Figure contents as structured data:
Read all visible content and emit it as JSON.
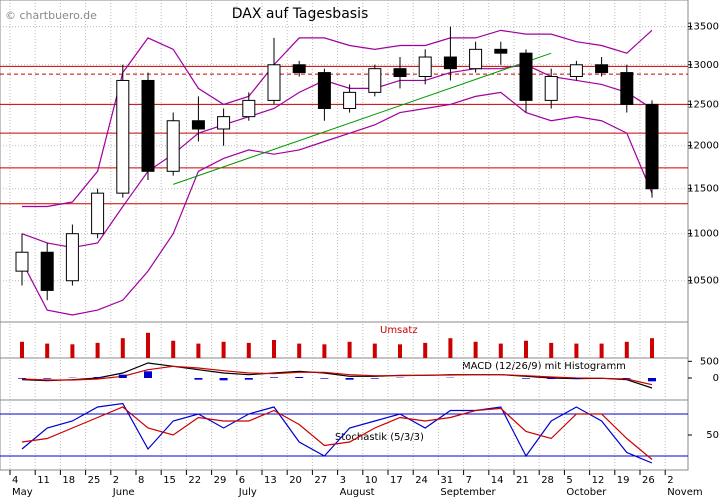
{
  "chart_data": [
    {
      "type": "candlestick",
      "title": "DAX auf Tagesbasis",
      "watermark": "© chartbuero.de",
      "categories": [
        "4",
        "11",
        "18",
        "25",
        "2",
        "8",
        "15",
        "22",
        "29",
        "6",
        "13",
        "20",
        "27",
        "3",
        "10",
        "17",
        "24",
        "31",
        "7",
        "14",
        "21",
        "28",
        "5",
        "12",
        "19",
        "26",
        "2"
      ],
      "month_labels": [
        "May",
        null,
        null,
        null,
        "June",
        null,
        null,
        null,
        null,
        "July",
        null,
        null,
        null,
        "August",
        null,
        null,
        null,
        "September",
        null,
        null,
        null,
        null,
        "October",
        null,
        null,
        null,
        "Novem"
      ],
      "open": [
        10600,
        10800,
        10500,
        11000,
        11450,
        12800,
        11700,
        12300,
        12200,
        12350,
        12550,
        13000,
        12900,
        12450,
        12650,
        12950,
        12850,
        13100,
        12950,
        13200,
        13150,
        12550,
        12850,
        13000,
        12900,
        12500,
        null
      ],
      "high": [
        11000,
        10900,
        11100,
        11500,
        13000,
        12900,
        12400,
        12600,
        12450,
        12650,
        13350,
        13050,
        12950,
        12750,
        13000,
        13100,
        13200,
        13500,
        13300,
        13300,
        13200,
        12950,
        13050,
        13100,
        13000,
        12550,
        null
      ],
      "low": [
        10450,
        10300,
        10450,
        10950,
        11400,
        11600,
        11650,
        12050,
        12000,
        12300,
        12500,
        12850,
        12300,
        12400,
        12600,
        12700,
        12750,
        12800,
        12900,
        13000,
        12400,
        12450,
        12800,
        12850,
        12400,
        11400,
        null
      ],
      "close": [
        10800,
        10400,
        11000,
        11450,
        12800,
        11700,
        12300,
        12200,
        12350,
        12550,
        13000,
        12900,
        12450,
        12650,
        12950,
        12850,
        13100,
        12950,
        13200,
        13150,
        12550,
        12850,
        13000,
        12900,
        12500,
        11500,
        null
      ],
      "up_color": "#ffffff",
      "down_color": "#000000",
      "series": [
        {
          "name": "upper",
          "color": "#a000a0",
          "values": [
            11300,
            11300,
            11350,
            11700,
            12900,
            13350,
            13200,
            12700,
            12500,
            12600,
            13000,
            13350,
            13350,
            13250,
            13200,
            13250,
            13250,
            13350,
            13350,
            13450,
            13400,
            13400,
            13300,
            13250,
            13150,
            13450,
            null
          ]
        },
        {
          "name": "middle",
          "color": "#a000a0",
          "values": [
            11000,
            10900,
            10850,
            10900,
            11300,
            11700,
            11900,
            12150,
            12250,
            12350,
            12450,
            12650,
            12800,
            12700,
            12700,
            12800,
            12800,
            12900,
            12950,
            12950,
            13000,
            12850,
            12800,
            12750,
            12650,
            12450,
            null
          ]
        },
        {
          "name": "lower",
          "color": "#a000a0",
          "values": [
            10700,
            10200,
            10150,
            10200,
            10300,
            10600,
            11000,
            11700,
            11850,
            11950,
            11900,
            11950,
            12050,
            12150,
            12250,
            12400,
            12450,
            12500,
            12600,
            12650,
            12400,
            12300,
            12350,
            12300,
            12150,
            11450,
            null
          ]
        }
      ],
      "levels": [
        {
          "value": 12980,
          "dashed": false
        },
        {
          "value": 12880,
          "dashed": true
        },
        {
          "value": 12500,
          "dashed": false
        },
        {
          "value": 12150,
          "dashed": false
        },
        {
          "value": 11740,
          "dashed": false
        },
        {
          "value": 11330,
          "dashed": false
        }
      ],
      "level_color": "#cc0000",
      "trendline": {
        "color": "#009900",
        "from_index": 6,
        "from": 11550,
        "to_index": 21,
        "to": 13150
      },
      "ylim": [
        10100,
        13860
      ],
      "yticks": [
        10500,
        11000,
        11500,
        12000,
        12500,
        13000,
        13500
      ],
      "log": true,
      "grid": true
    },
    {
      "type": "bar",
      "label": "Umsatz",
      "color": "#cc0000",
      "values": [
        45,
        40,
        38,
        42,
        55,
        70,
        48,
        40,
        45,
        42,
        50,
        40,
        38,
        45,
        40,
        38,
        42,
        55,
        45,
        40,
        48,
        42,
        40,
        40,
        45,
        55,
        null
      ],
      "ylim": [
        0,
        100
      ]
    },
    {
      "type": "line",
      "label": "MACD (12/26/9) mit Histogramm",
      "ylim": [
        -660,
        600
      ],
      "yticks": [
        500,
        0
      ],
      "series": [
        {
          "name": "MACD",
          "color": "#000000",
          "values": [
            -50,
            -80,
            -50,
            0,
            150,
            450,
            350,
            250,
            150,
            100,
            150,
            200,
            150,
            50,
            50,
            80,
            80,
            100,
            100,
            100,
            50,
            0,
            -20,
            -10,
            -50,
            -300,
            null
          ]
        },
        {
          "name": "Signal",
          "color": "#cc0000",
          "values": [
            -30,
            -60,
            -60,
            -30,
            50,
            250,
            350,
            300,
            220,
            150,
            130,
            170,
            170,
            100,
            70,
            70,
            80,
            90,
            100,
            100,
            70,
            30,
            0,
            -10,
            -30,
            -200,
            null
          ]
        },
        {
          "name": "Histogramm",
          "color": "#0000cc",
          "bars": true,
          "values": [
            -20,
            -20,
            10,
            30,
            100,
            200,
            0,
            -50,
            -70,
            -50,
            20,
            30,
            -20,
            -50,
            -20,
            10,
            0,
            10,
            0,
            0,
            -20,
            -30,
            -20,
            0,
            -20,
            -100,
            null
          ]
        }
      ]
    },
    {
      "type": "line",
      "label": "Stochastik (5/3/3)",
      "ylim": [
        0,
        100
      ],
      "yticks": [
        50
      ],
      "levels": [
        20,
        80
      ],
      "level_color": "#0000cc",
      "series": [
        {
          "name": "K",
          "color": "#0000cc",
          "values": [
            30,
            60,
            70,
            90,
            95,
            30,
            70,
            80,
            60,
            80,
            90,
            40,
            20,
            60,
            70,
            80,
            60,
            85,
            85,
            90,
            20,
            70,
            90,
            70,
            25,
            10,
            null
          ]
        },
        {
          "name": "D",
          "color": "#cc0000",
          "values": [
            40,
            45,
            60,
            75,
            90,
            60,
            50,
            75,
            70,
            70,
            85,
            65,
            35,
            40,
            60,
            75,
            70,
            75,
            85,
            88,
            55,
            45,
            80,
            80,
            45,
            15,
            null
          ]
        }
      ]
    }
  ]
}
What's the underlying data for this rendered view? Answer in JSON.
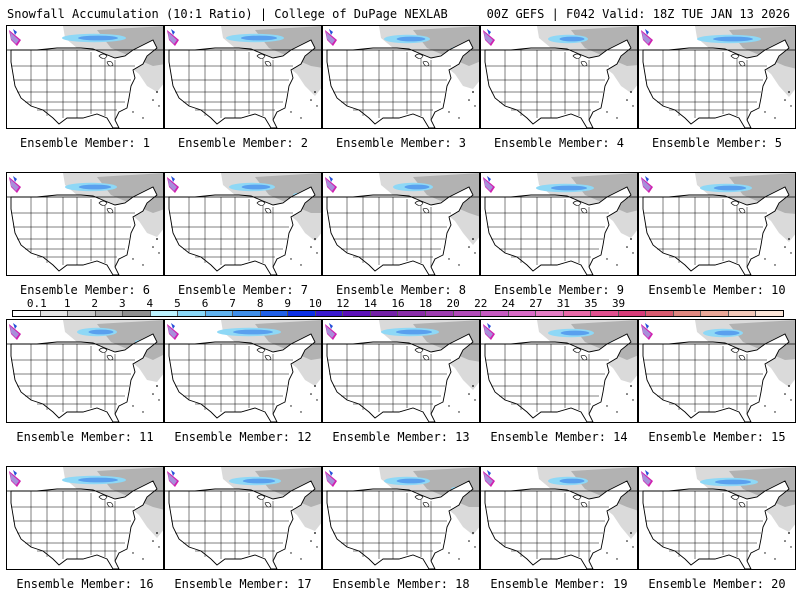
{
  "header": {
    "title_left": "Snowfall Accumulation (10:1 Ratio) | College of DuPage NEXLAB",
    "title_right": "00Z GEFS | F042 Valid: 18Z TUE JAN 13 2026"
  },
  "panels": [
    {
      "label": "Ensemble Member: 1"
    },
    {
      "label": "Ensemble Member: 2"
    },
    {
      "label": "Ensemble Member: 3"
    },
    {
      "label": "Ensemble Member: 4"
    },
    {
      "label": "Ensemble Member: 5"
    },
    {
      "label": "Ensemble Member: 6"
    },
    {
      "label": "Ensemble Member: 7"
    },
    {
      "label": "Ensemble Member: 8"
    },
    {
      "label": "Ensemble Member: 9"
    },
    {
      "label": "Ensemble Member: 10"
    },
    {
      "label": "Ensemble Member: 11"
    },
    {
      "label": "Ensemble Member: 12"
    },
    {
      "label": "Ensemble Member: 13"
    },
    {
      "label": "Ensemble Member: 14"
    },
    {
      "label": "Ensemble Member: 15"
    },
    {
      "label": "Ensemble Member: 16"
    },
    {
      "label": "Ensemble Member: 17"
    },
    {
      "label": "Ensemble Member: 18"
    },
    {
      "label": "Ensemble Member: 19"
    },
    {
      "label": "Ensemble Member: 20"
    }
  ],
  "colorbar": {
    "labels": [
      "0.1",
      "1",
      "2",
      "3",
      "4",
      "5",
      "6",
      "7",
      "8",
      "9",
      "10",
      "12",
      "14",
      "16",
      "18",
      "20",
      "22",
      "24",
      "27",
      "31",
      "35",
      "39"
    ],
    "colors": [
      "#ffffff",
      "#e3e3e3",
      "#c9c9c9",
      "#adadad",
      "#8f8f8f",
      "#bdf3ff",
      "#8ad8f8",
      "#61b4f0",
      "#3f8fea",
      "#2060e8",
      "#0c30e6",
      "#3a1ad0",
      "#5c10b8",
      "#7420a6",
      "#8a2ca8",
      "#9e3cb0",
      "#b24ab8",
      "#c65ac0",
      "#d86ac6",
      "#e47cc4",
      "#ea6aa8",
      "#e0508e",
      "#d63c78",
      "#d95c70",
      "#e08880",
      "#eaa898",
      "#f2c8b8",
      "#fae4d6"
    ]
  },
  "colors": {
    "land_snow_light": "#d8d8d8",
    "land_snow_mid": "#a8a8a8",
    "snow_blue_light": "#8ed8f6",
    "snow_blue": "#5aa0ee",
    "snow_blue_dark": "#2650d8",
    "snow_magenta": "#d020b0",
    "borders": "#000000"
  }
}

**GOAL:**
Copy each line holding the word "type" from the listing above.

**EXERCISE RESULT:**
      "type": "candlestick",
      "type": "bar",
      "type": "line",
      "type": "line",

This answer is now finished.